**Problem:** Copy out all lines that hold "Crusoe".
================================
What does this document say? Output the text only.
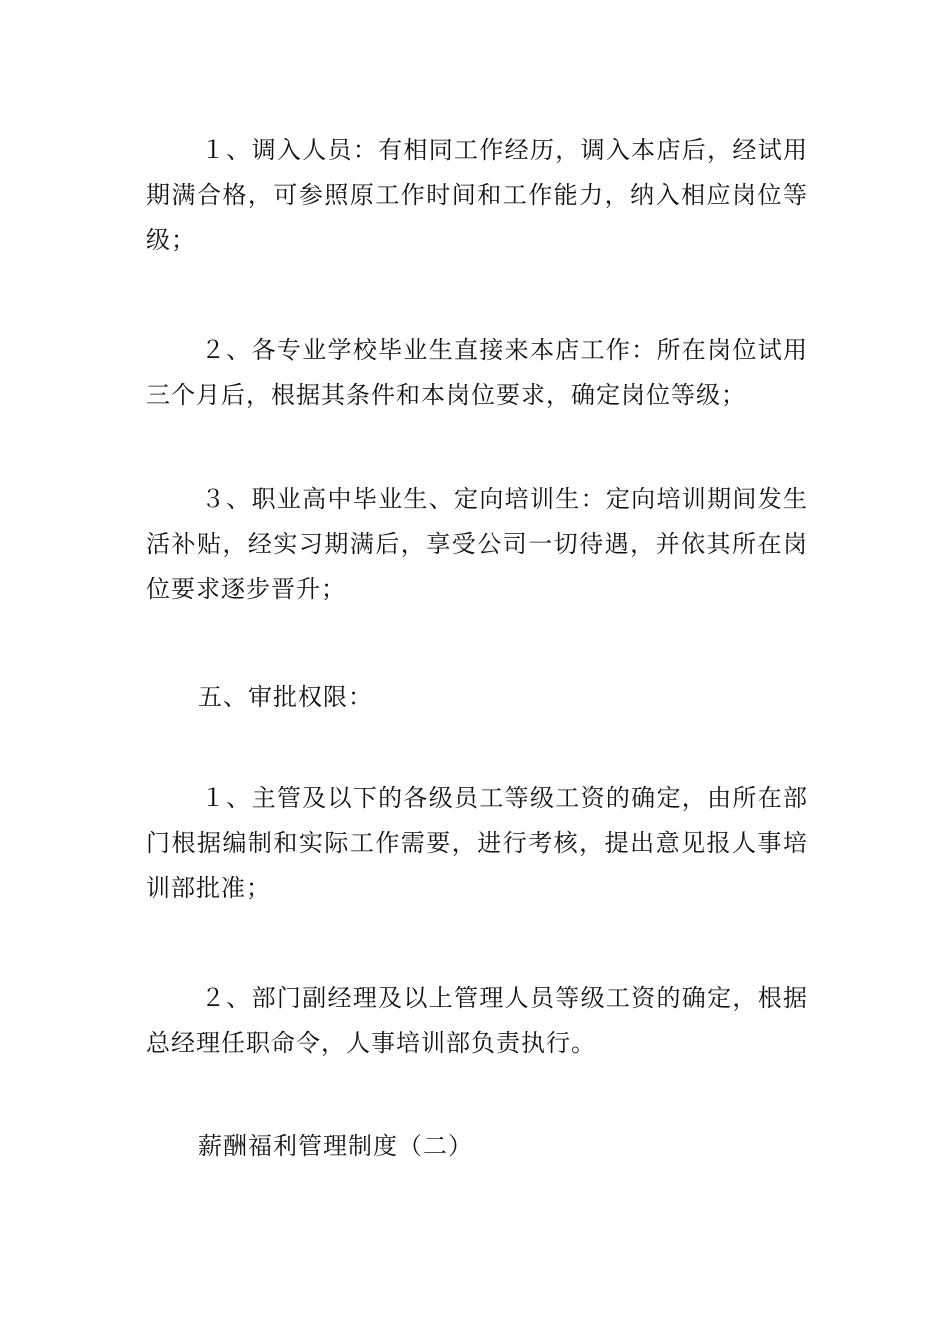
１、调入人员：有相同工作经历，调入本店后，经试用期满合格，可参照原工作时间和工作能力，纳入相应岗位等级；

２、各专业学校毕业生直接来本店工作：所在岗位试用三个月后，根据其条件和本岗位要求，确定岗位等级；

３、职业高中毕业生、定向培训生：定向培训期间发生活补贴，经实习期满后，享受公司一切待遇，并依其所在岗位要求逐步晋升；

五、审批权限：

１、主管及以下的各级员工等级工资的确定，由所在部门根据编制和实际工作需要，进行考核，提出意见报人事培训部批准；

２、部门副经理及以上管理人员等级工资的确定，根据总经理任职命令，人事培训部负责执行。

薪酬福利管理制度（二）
================================
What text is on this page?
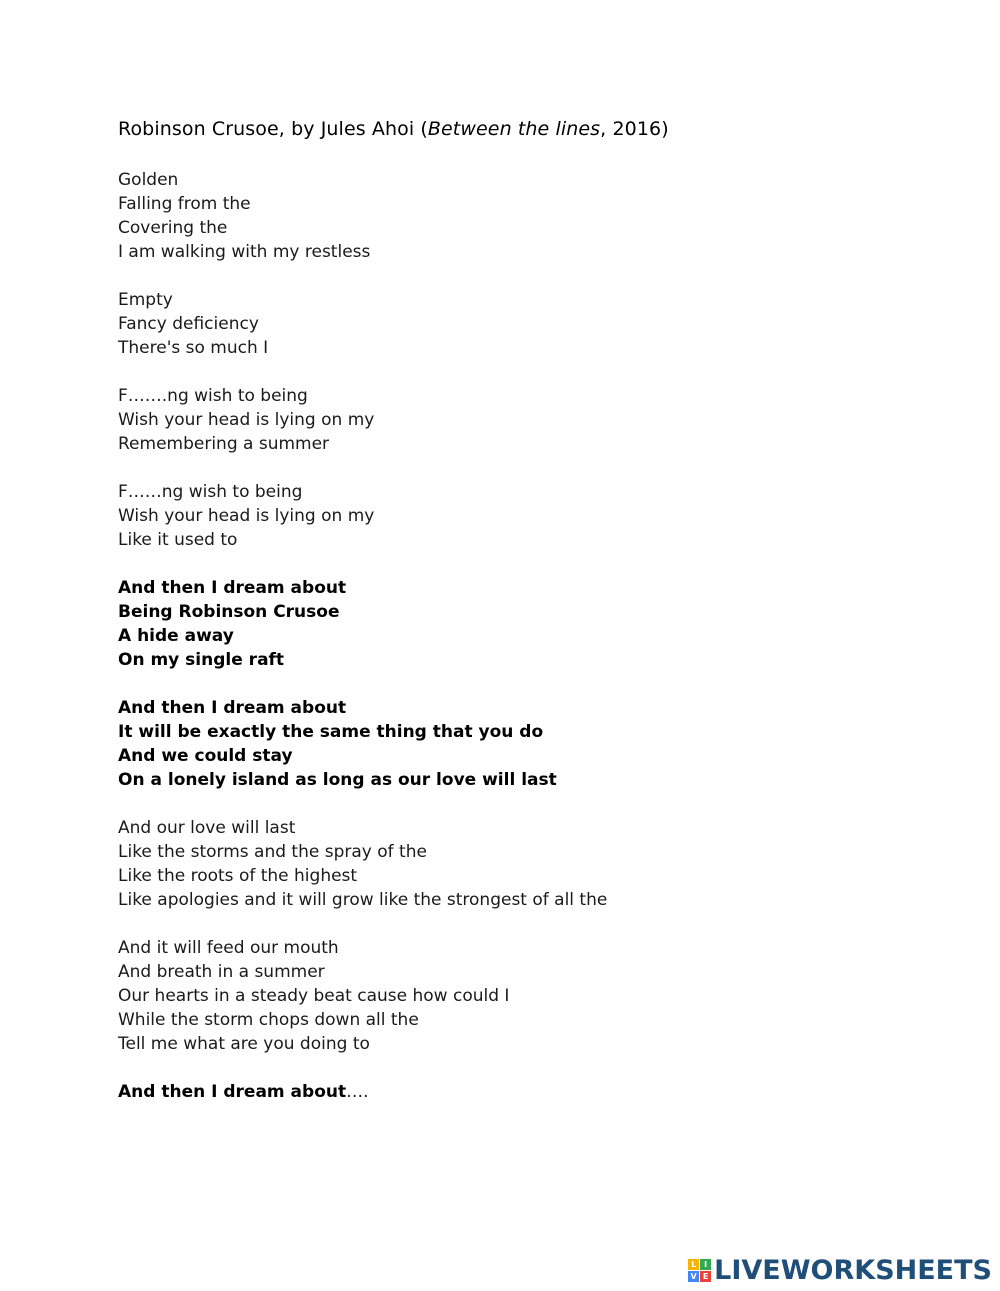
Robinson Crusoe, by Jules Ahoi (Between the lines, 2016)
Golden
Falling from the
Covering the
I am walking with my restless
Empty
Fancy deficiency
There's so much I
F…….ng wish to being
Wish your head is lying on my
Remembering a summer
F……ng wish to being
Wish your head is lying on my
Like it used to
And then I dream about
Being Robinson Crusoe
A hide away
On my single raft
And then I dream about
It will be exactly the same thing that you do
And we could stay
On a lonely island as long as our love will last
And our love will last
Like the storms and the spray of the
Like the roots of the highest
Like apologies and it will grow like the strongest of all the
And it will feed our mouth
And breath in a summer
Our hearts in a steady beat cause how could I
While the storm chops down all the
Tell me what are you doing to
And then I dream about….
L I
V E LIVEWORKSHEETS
================================
**Exercise solution:**
Robinson Crusoe, by Jules Ahoi (Between the lines, 2016)
Being Robinson Crusoe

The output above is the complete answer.